• List of tasks:
• 1. From the passage on utility grid modernization, extract the span that begins at "Energy delivery is" and stops after "this technology transformation.".
• 2. Extend the passage on utility grid modernization, picking up right after its final sentence.

• Text provided:
Energy delivery is in the throes of a massive transformation. Utilities are decarbonizing, decentralizing and modernizing the grid. They are rapidly replacing their old processes and technology with new approaches. Nearly everything they do relies on location. Thus, GIS and its Modern Network Management capability provide the foundation for this technology transformation.
Yet without good data, the mission falls far short of expectations. This paper is a story about innovation and how utilities change their field mobility approach. How capturing accurate data from the field provides a sort of self-healing process for continuously improving. Then the power of analytics and the promise of the energy delivery system can be kept.
Mobile workers need modernization, too
Every year, utilities are faced with balancing more competing factors. They must maintain profitability and deal with customer service issues, safety and equity considerations. New regulations require immediate attention. Today, Mother Nature challenges operations at an alarming pace. Yet utilities still must keep the lights on. They must connect to the customer and restore power when the light goes out or the gas shuts down.
With this delicate balance, utilities can no longer do things the old way. They must innovate in high-profile ways, such as adopting the latest in artificial intelligence, and mundane ways, such as repairing fallen wires, replacing worn-out equipment and updating their records.

• Records supplied:
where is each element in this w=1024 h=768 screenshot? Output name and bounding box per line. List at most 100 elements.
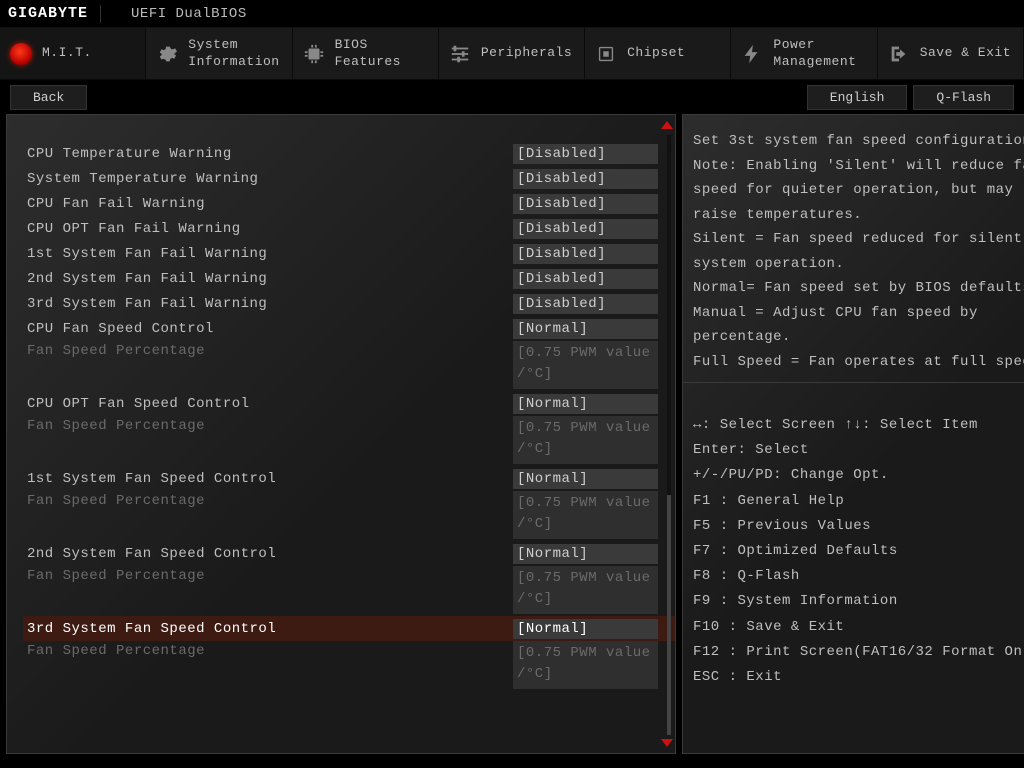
- back-button[interactable]: Back: [10, 85, 87, 110]
- cpu-icon: [593, 41, 619, 67]
- help-key-line: F10 : Save & Exit: [693, 615, 1024, 640]
- exit-icon: [886, 41, 912, 67]
- tab-system-information[interactable]: System Information: [146, 28, 292, 79]
- help-text-line: percentage.: [693, 325, 1024, 350]
- setting-row[interactable]: 1st System Fan Fail Warning[Disabled]: [23, 241, 675, 266]
- setting-row[interactable]: CPU OPT Fan Speed Control[Normal]: [23, 391, 675, 416]
- setting-value[interactable]: [Disabled]: [513, 219, 658, 239]
- scrollbar-thumb[interactable]: [667, 495, 671, 735]
- tab-label: BIOS Features: [335, 37, 401, 70]
- setting-value: [0.75 PWM value/°C]: [513, 341, 658, 389]
- setting-label: Fan Speed Percentage: [23, 491, 513, 509]
- setting-label: 1st System Fan Fail Warning: [23, 246, 513, 262]
- setting-row[interactable]: 2nd System Fan Speed Control[Normal]: [23, 541, 675, 566]
- tab-label: M.I.T.: [42, 45, 92, 61]
- tab-label: Chipset: [627, 45, 685, 61]
- setting-row: Fan Speed Percentage[0.75 PWM value/°C]: [23, 416, 675, 466]
- help-key-line: Enter: Select: [693, 438, 1024, 463]
- tab-power-management[interactable]: Power Management: [731, 28, 877, 79]
- setting-row[interactable]: CPU Fan Fail Warning[Disabled]: [23, 191, 675, 216]
- help-key-line: +/-/PU/PD: Change Opt.: [693, 463, 1024, 488]
- setting-label: CPU OPT Fan Fail Warning: [23, 221, 513, 237]
- tab-chipset[interactable]: Chipset: [585, 28, 731, 79]
- tab-label: System Information: [188, 37, 279, 70]
- settings-panel: CPU Temperature Warning[Disabled]System …: [6, 114, 676, 754]
- setting-row[interactable]: 3rd System Fan Speed Control[Normal]: [23, 616, 675, 641]
- help-text-line: speed for quieter operation, but may: [693, 178, 1024, 203]
- setting-row: Fan Speed Percentage[0.75 PWM value/°C]: [23, 491, 675, 541]
- setting-value[interactable]: [Disabled]: [513, 169, 658, 189]
- setting-row[interactable]: 3rd System Fan Fail Warning[Disabled]: [23, 291, 675, 316]
- setting-value[interactable]: [Normal]: [513, 544, 658, 564]
- setting-value[interactable]: [Normal]: [513, 394, 658, 414]
- setting-row[interactable]: System Temperature Warning[Disabled]: [23, 166, 675, 191]
- setting-label: 1st System Fan Speed Control: [23, 471, 513, 487]
- help-key-line: F7 : Optimized Defaults: [693, 539, 1024, 564]
- setting-value[interactable]: [Normal]: [513, 319, 658, 339]
- help-keys: ↔: Select Screen ↑↓: Select ItemEnter: S…: [683, 383, 1024, 700]
- help-text-line: Normal= Fan speed set by BIOS defaults.: [693, 276, 1024, 301]
- help-key-line: ESC : Exit: [693, 665, 1024, 690]
- brand-subtitle: UEFI DualBIOS: [131, 6, 247, 22]
- setting-label: Fan Speed Percentage: [23, 641, 513, 659]
- setting-value: [0.75 PWM value/°C]: [513, 416, 658, 464]
- setting-row[interactable]: CPU OPT Fan Fail Warning[Disabled]: [23, 216, 675, 241]
- help-text-line: Full Speed = Fan operates at full speed.: [693, 350, 1024, 375]
- help-text-line: Note: Enabling 'Silent' will reduce fan: [693, 154, 1024, 179]
- help-text-line: system operation.: [693, 252, 1024, 277]
- setting-label: 3rd System Fan Fail Warning: [23, 296, 513, 312]
- tab-label: Power Management: [773, 37, 856, 70]
- setting-row: Fan Speed Percentage[0.75 PWM value/°C]: [23, 341, 675, 391]
- setting-value: [0.75 PWM value/°C]: [513, 491, 658, 539]
- scroll-down-icon[interactable]: [661, 739, 673, 747]
- help-text-line: Manual = Adjust CPU fan speed by: [693, 301, 1024, 326]
- setting-value[interactable]: [Disabled]: [513, 294, 658, 314]
- setting-value[interactable]: [Normal]: [513, 469, 658, 489]
- top-bar: GIGABYTE UEFI DualBIOS: [0, 0, 1024, 28]
- setting-row[interactable]: 2nd System Fan Fail Warning[Disabled]: [23, 266, 675, 291]
- setting-row: Fan Speed Percentage[0.75 PWM value/°C]: [23, 566, 675, 616]
- sliders-icon: [447, 41, 473, 67]
- help-text-line: Set 3st system fan speed configuration.: [693, 129, 1024, 154]
- setting-value[interactable]: [Disabled]: [513, 194, 658, 214]
- setting-value[interactable]: [Normal]: [513, 619, 658, 639]
- tab-bios-features[interactable]: BIOS Features: [293, 28, 439, 79]
- setting-label: Fan Speed Percentage: [23, 416, 513, 434]
- setting-label: CPU Fan Speed Control: [23, 321, 513, 337]
- help-key-line: ↔: Select Screen ↑↓: Select Item: [693, 413, 1024, 438]
- setting-label: 3rd System Fan Speed Control: [23, 621, 513, 637]
- help-key-line: F5 : Previous Values: [693, 514, 1024, 539]
- brand-logo: GIGABYTE: [8, 5, 88, 22]
- tab-save-exit[interactable]: Save & Exit: [878, 28, 1024, 79]
- help-description: Set 3st system fan speed configuration.N…: [683, 115, 1024, 383]
- chip-icon: [301, 41, 327, 67]
- setting-label: CPU Temperature Warning: [23, 146, 513, 162]
- setting-row: Fan Speed Percentage[0.75 PWM value/°C]: [23, 641, 675, 691]
- main-tab-bar: M.I.T. System Information BIOS Features …: [0, 28, 1024, 80]
- setting-label: 2nd System Fan Fail Warning: [23, 271, 513, 287]
- setting-value[interactable]: [Disabled]: [513, 144, 658, 164]
- setting-label: 2nd System Fan Speed Control: [23, 546, 513, 562]
- help-key-line: F1 : General Help: [693, 489, 1024, 514]
- setting-row[interactable]: CPU Fan Speed Control[Normal]: [23, 316, 675, 341]
- language-button[interactable]: English: [807, 85, 908, 110]
- setting-row[interactable]: 1st System Fan Speed Control[Normal]: [23, 466, 675, 491]
- setting-label: CPU OPT Fan Speed Control: [23, 396, 513, 412]
- sub-bar: Back English Q-Flash: [0, 80, 1024, 114]
- tab-peripherals[interactable]: Peripherals: [439, 28, 585, 79]
- setting-value[interactable]: [Disabled]: [513, 269, 658, 289]
- tab-label: Peripherals: [481, 45, 572, 61]
- setting-label: Fan Speed Percentage: [23, 566, 513, 584]
- help-text-line: Silent = Fan speed reduced for silent: [693, 227, 1024, 252]
- scroll-up-icon[interactable]: [661, 121, 673, 129]
- divider: [100, 5, 101, 23]
- help-text-line: raise temperatures.: [693, 203, 1024, 228]
- help-key-line: F12 : Print Screen(FAT16/32 Format Only): [693, 640, 1024, 665]
- qflash-button[interactable]: Q-Flash: [913, 85, 1014, 110]
- tab-mit[interactable]: M.I.T.: [0, 28, 146, 79]
- help-panel: Set 3st system fan speed configuration.N…: [682, 114, 1024, 754]
- setting-value[interactable]: [Disabled]: [513, 244, 658, 264]
- help-key-line: F8 : Q-Flash: [693, 564, 1024, 589]
- setting-row[interactable]: CPU Temperature Warning[Disabled]: [23, 141, 675, 166]
- record-icon: [8, 41, 34, 67]
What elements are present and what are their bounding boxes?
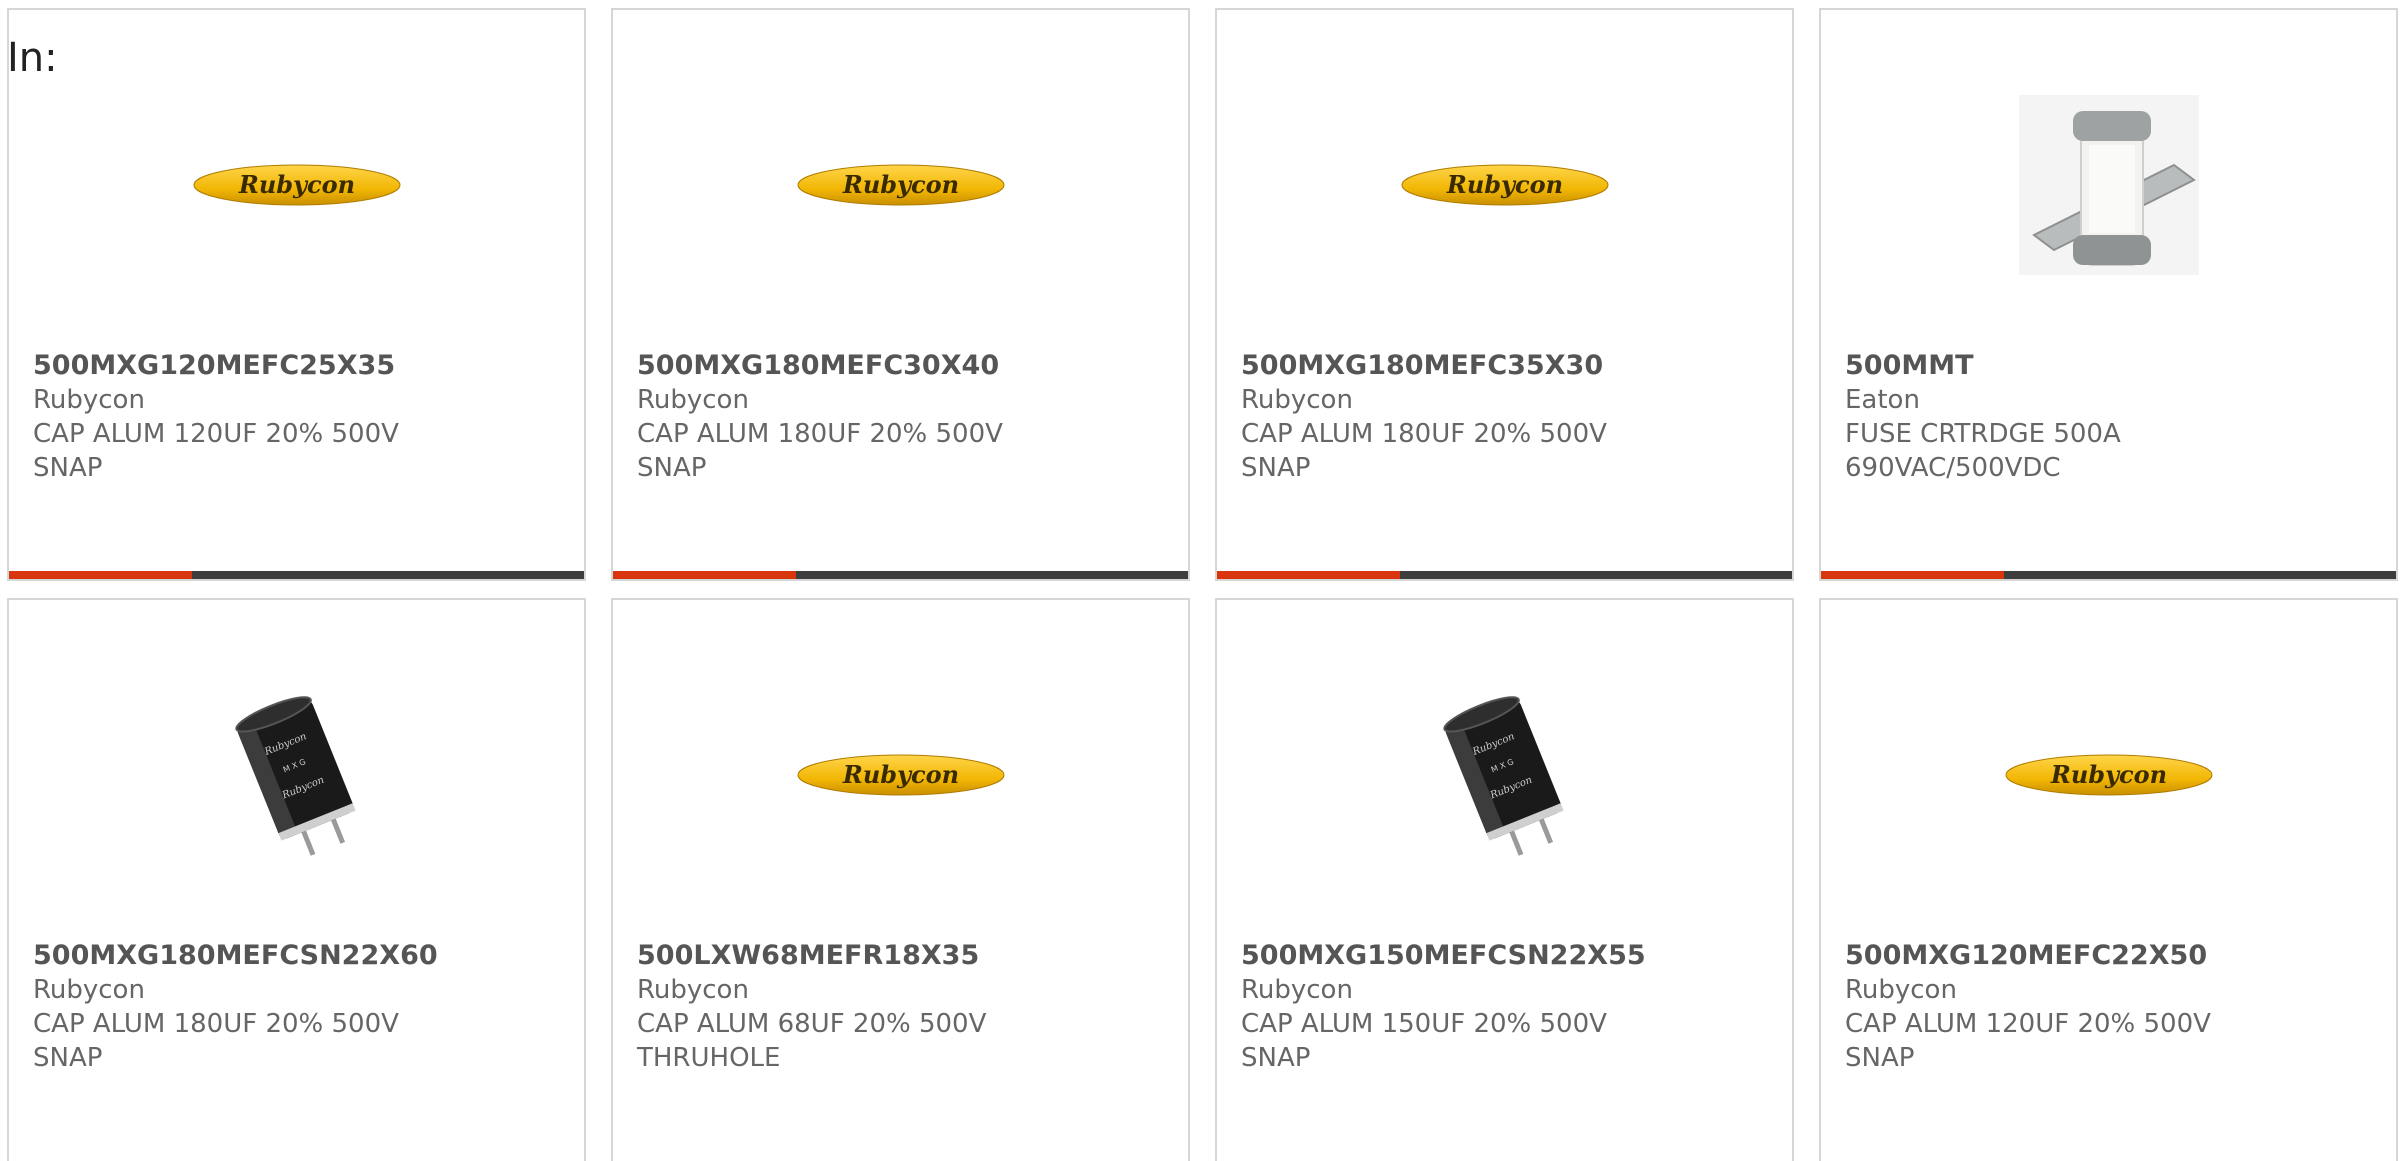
product-card[interactable]: 500MMT Eaton FUSE CRTRDGE 500A 690VAC/50…	[1819, 8, 2398, 581]
product-info: 500MXG180MEFC35X30 Rubycon CAP ALUM 180U…	[1241, 349, 1782, 485]
description-line-2: SNAP	[637, 453, 707, 483]
rubycon-logo-icon: Rubycon	[797, 164, 1004, 206]
product-info: 500LXW68MEFR18X35 Rubycon CAP ALUM 68UF …	[637, 939, 1178, 1075]
part-number[interactable]: 500MXG180MEFC30X40	[637, 349, 1178, 383]
accent-red-segment	[1821, 571, 2004, 579]
logo-text: Rubycon	[237, 170, 354, 199]
capacitor-icon: Rubycon M X G Rubycon	[1442, 696, 1564, 856]
description: CAP ALUM 180UF 20% 500V	[33, 1009, 399, 1039]
card-accent-bar	[9, 571, 584, 579]
product-info: 500MXG120MEFC25X35 Rubycon CAP ALUM 120U…	[33, 349, 574, 485]
product-card[interactable]: Rubycon 500MXG180MEFC30X40 Rubycon CAP A…	[611, 8, 1190, 581]
accent-dark-segment	[2004, 571, 2396, 579]
description: FUSE CRTRDGE 500A	[1845, 419, 2121, 449]
part-number[interactable]: 500MXG180MEFC35X30	[1241, 349, 1782, 383]
description-line-2: SNAP	[1845, 1043, 1915, 1073]
product-image[interactable]	[1821, 70, 2396, 300]
product-info: 500MMT Eaton FUSE CRTRDGE 500A 690VAC/50…	[1845, 349, 2386, 485]
description-line-2: SNAP	[1241, 1043, 1311, 1073]
product-info: 500MXG120MEFC22X50 Rubycon CAP ALUM 120U…	[1845, 939, 2386, 1075]
rubycon-logo-icon: Rubycon	[797, 754, 1004, 796]
manufacturer: Rubycon	[1845, 975, 1957, 1005]
part-number[interactable]: 500MXG120MEFC25X35	[33, 349, 574, 383]
manufacturer: Rubycon	[637, 975, 749, 1005]
product-info: 500MXG150MEFCSN22X55 Rubycon CAP ALUM 15…	[1241, 939, 1782, 1075]
logo-text: Rubycon	[2049, 760, 2166, 789]
description: CAP ALUM 120UF 20% 500V	[1845, 1009, 2211, 1039]
part-number[interactable]: 500MMT	[1845, 349, 2386, 383]
product-card[interactable]: Rubycon 500MXG120MEFC25X35 Rubycon CAP A…	[7, 8, 586, 581]
card-accent-bar	[1217, 571, 1792, 579]
description-line-2: SNAP	[33, 1043, 103, 1073]
description: CAP ALUM 180UF 20% 500V	[637, 419, 1003, 449]
product-image[interactable]: Rubycon M X G Rubycon	[1217, 660, 1792, 890]
rubycon-logo-icon: Rubycon	[193, 164, 400, 206]
card-accent-bar	[613, 571, 1188, 579]
accent-dark-segment	[192, 571, 584, 579]
manufacturer: Rubycon	[1241, 385, 1353, 415]
rubycon-logo-icon: Rubycon	[2005, 754, 2212, 796]
product-image[interactable]: Rubycon	[613, 70, 1188, 300]
part-number[interactable]: 500LXW68MEFR18X35	[637, 939, 1178, 973]
part-number[interactable]: 500MXG180MEFCSN22X60	[33, 939, 574, 973]
description-line-2: SNAP	[1241, 453, 1311, 483]
part-number[interactable]: 500MXG120MEFC22X50	[1845, 939, 2386, 973]
capacitor-icon: Rubycon M X G Rubycon	[234, 696, 356, 856]
description-line-2: SNAP	[33, 453, 103, 483]
product-card[interactable]: Rubycon M X G Rubycon 500MXG180MEFCSN22X…	[7, 598, 586, 1161]
accent-red-segment	[9, 571, 192, 579]
accent-dark-segment	[796, 571, 1188, 579]
manufacturer: Rubycon	[33, 975, 145, 1005]
manufacturer: Rubycon	[637, 385, 749, 415]
accent-red-segment	[613, 571, 796, 579]
logo-text: Rubycon	[841, 760, 958, 789]
description: CAP ALUM 120UF 20% 500V	[33, 419, 399, 449]
filter-prefix-label: In:	[7, 35, 58, 81]
description-line-2: THRUHOLE	[637, 1043, 781, 1073]
product-grid-page: In: Rubycon 500MXG120MEFC25X35 Rubycon C…	[0, 0, 2400, 1161]
product-info: 500MXG180MEFC30X40 Rubycon CAP ALUM 180U…	[637, 349, 1178, 485]
accent-dark-segment	[1400, 571, 1792, 579]
description: CAP ALUM 68UF 20% 500V	[637, 1009, 987, 1039]
manufacturer: Eaton	[1845, 385, 1920, 415]
product-info: 500MXG180MEFCSN22X60 Rubycon CAP ALUM 18…	[33, 939, 574, 1075]
product-image[interactable]: Rubycon	[9, 70, 584, 300]
part-number[interactable]: 500MXG150MEFCSN22X55	[1241, 939, 1782, 973]
card-accent-bar	[1821, 571, 2396, 579]
product-image[interactable]: Rubycon	[613, 660, 1188, 890]
description: CAP ALUM 180UF 20% 500V	[1241, 419, 1607, 449]
logo-text: Rubycon	[841, 170, 958, 199]
product-card[interactable]: Rubycon 500LXW68MEFR18X35 Rubycon CAP AL…	[611, 598, 1190, 1161]
rubycon-logo-icon: Rubycon	[1401, 164, 1608, 206]
product-image[interactable]: Rubycon	[1217, 70, 1792, 300]
manufacturer: Rubycon	[33, 385, 145, 415]
accent-red-segment	[1217, 571, 1400, 579]
product-image[interactable]: Rubycon	[1821, 660, 2396, 890]
product-grid: Rubycon 500MXG120MEFC25X35 Rubycon CAP A…	[7, 8, 2398, 1161]
description-line-2: 690VAC/500VDC	[1845, 453, 2061, 483]
logo-text: Rubycon	[1445, 170, 1562, 199]
product-card[interactable]: Rubycon 500MXG120MEFC22X50 Rubycon CAP A…	[1819, 598, 2398, 1161]
fuse-icon	[2018, 95, 2199, 275]
product-card[interactable]: Rubycon M X G Rubycon 500MXG150MEFCSN22X…	[1215, 598, 1794, 1161]
description: CAP ALUM 150UF 20% 500V	[1241, 1009, 1607, 1039]
product-card[interactable]: Rubycon 500MXG180MEFC35X30 Rubycon CAP A…	[1215, 8, 1794, 581]
product-image[interactable]: Rubycon M X G Rubycon	[9, 660, 584, 890]
manufacturer: Rubycon	[1241, 975, 1353, 1005]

• Final results:
• 1.
Energy delivery is in the throes of a massive transformation. Utilities are decarbonizing, decentralizing and modernizing the grid. They are rapidly replacing their old processes and technology with new approaches. Nearly everything they do relies on location. Thus, GIS and its Modern Network Management capability provide the foundation for this technology transformation.

• 2.
The delicate balance of competing factors impacts the mobile workforce as much as any. They are on the front line and impact costs, reliability, equity and compliance. All the while, they deal with the shifting climate challenges. Their work is dangerous, so they must take precautions to do their jobs safely.
Workers also contend with miserable weather, wretched traffic and annoyed customers. Their success depends on real-time awareness. Clumsy paper maps and poor data inhibit awareness, interfering with collaboration between workers and the rest of the corporation. Because situations can change quickly and depend on location, GIS is vital. GIS provides immediate access to asset condition and location information. It eliminates job site surprises and allows simple, accurate, timely reporting of network status and surrounding situations.
Incomplete and out-of-date information causes job delays, putting utilities at greater risk for accidents and mistakes. This lack of timely data increases costs, lowers output and wastes time. The results are longer outage times, customer frustration and regulatory agency fines. GIS as a source of high-quality location data boosts productivity, lowers costs and preserves customer satisfaction.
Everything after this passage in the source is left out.